## Direction
Quote all of the data exactly as given. Skip every picture it contains.

## Items
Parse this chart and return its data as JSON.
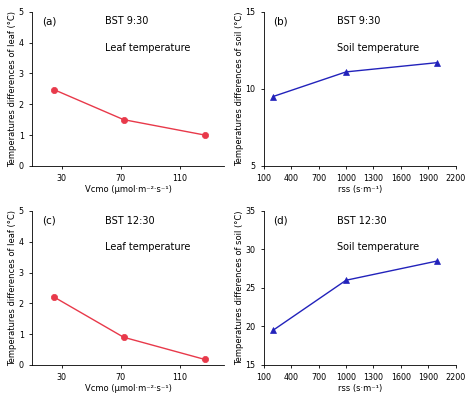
{
  "subplots": [
    {
      "label": "(a)",
      "time": "BST 9:30",
      "subtitle": "Leaf temperature",
      "x": [
        25,
        72,
        127
      ],
      "y": [
        2.47,
        1.5,
        1.0
      ],
      "color": "#e8394a",
      "marker": "o",
      "xlabel": "Vcmo (μmol·m⁻²·s⁻¹)",
      "ylabel": "Temperatures differences of leaf (°C)",
      "xlim": [
        10,
        140
      ],
      "ylim": [
        0,
        5
      ],
      "xticks": [
        30,
        70,
        110
      ],
      "yticks": [
        0,
        1,
        2,
        3,
        4,
        5
      ]
    },
    {
      "label": "(b)",
      "time": "BST 9:30",
      "subtitle": "Soil temperature",
      "x": [
        200,
        1000,
        2000
      ],
      "y": [
        9.5,
        11.1,
        11.7
      ],
      "color": "#2222bb",
      "marker": "^",
      "xlabel": "rss (s·m⁻¹)",
      "ylabel": "Temperatures differences of soil (°C)",
      "xlim": [
        100,
        2200
      ],
      "ylim": [
        5,
        15
      ],
      "xticks": [
        100,
        400,
        700,
        1000,
        1300,
        1600,
        1900,
        2200
      ],
      "yticks": [
        5,
        10,
        15
      ]
    },
    {
      "label": "(c)",
      "time": "BST 12:30",
      "subtitle": "Leaf temperature",
      "x": [
        25,
        72,
        127
      ],
      "y": [
        2.2,
        0.9,
        0.18
      ],
      "color": "#e8394a",
      "marker": "o",
      "xlabel": "Vcmo (μmol·m⁻²·s⁻¹)",
      "ylabel": "Temperatures differences of leaf (°C)",
      "xlim": [
        10,
        140
      ],
      "ylim": [
        0,
        5
      ],
      "xticks": [
        30,
        70,
        110
      ],
      "yticks": [
        0,
        1,
        2,
        3,
        4,
        5
      ]
    },
    {
      "label": "(d)",
      "time": "BST 12:30",
      "subtitle": "Soil temperature",
      "x": [
        200,
        1000,
        2000
      ],
      "y": [
        19.5,
        26.0,
        28.5
      ],
      "color": "#2222bb",
      "marker": "^",
      "xlabel": "rss (s·m⁻¹)",
      "ylabel": "Temperatures differences of soil (°C)",
      "xlim": [
        100,
        2200
      ],
      "ylim": [
        15,
        35
      ],
      "xticks": [
        100,
        400,
        700,
        1000,
        1300,
        1600,
        1900,
        2200
      ],
      "yticks": [
        15,
        20,
        25,
        30,
        35
      ]
    }
  ],
  "bg_color": "#ffffff",
  "font_size_label": 6.0,
  "font_size_tick": 5.8,
  "font_size_annot": 7.5
}
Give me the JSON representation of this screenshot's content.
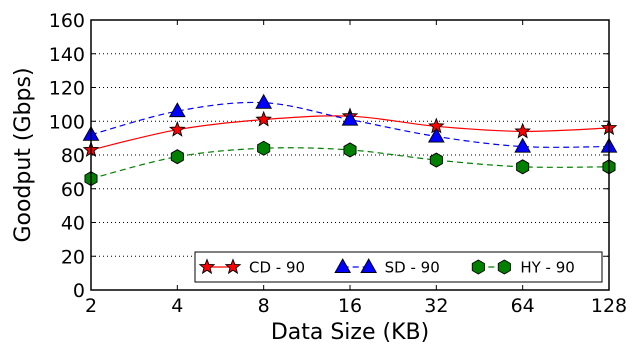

## Solution for this exercise
Parse this chart and return its data as JSON.
{
  "subplots": [
    {
      "label": "(a)",
      "time": "BST 9:30",
      "subtitle": "Leaf temperature",
      "x": [
        25,
        72,
        127
      ],
      "y": [
        2.47,
        1.5,
        1.0
      ],
      "color": "#e8394a",
      "marker": "o",
      "xlabel": "Vcmo (μmol·m⁻²·s⁻¹)",
      "ylabel": "Temperatures differences of leaf (°C)",
      "xlim": [
        10,
        140
      ],
      "ylim": [
        0,
        5
      ],
      "xticks": [
        30,
        70,
        110
      ],
      "yticks": [
        0,
        1,
        2,
        3,
        4,
        5
      ]
    },
    {
      "label": "(b)",
      "time": "BST 9:30",
      "subtitle": "Soil temperature",
      "x": [
        200,
        1000,
        2000
      ],
      "y": [
        9.5,
        11.1,
        11.7
      ],
      "color": "#2222bb",
      "marker": "^",
      "xlabel": "rss (s·m⁻¹)",
      "ylabel": "Temperatures differences of soil (°C)",
      "xlim": [
        100,
        2200
      ],
      "ylim": [
        5,
        15
      ],
      "xticks": [
        100,
        400,
        700,
        1000,
        1300,
        1600,
        1900,
        2200
      ],
      "yticks": [
        5,
        10,
        15
      ]
    },
    {
      "label": "(c)",
      "time": "BST 12:30",
      "subtitle": "Leaf temperature",
      "x": [
        25,
        72,
        127
      ],
      "y": [
        2.2,
        0.9,
        0.18
      ],
      "color": "#e8394a",
      "marker": "o",
      "xlabel": "Vcmo (μmol·m⁻²·s⁻¹)",
      "ylabel": "Temperatures differences of leaf (°C)",
      "xlim": [
        10,
        140
      ],
      "ylim": [
        0,
        5
      ],
      "xticks": [
        30,
        70,
        110
      ],
      "yticks": [
        0,
        1,
        2,
        3,
        4,
        5
      ]
    },
    {
      "label": "(d)",
      "time": "BST 12:30",
      "subtitle": "Soil temperature",
      "x": [
        200,
        1000,
        2000
      ],
      "y": [
        19.5,
        26.0,
        28.5
      ],
      "color": "#2222bb",
      "marker": "^",
      "xlabel": "rss (s·m⁻¹)",
      "ylabel": "Temperatures differences of soil (°C)",
      "xlim": [
        100,
        2200
      ],
      "ylim": [
        15,
        35
      ],
      "xticks": [
        100,
        400,
        700,
        1000,
        1300,
        1600,
        1900,
        2200
      ],
      "yticks": [
        15,
        20,
        25,
        30,
        35
      ]
    }
  ],
  "bg_color": "#ffffff",
  "font_size_label": 6.0,
  "font_size_tick": 5.8,
  "font_size_annot": 7.5
}
Give me the JSON representation of this screenshot's content.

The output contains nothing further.